Instructions to follow: Wherever a line holds the word "fill", copy that line out.

The data:
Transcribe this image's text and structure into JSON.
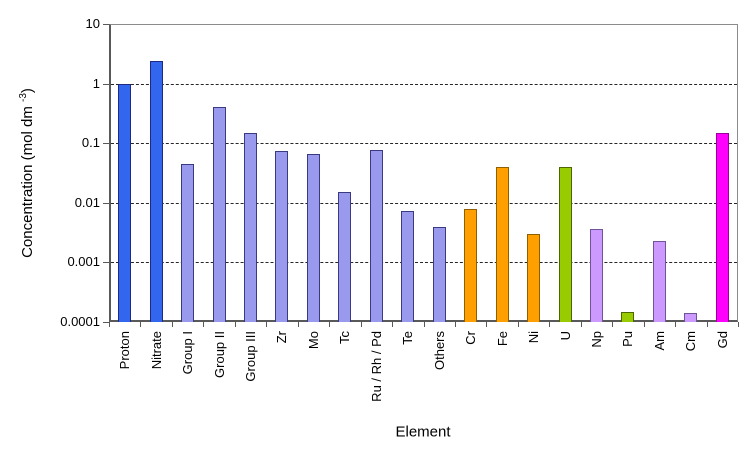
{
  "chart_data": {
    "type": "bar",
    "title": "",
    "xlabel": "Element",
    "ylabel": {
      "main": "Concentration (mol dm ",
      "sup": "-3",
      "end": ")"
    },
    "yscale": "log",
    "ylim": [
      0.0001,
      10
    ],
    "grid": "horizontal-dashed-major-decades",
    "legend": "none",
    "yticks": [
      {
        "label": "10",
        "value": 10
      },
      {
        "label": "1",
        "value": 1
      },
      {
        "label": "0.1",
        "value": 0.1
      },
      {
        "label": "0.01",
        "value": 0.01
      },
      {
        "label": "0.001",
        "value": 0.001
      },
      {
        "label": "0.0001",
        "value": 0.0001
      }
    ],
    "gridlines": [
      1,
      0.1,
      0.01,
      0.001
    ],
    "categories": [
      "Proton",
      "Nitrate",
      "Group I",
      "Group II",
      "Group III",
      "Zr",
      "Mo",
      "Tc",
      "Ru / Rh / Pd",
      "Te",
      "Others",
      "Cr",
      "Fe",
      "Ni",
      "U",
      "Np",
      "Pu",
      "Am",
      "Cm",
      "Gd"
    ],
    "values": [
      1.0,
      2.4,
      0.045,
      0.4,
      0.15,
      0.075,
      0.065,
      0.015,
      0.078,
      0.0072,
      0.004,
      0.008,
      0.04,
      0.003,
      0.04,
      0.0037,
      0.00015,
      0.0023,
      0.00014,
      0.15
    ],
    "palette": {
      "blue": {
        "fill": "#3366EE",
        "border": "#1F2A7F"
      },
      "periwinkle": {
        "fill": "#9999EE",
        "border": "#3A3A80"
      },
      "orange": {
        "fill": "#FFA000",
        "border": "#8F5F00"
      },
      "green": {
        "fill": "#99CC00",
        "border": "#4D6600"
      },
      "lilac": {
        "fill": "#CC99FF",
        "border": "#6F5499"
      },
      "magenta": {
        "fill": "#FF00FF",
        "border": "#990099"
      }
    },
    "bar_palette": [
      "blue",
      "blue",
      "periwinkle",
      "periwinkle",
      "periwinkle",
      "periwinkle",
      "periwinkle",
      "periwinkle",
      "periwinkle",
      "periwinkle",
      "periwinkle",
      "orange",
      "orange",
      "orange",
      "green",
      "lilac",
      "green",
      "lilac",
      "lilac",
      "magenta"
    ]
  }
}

Solution to this exercise:
        "fill": "#3366EE",
        "fill": "#9999EE",
        "fill": "#FFA000",
        "fill": "#99CC00",
        "fill": "#CC99FF",
        "fill": "#FF00FF",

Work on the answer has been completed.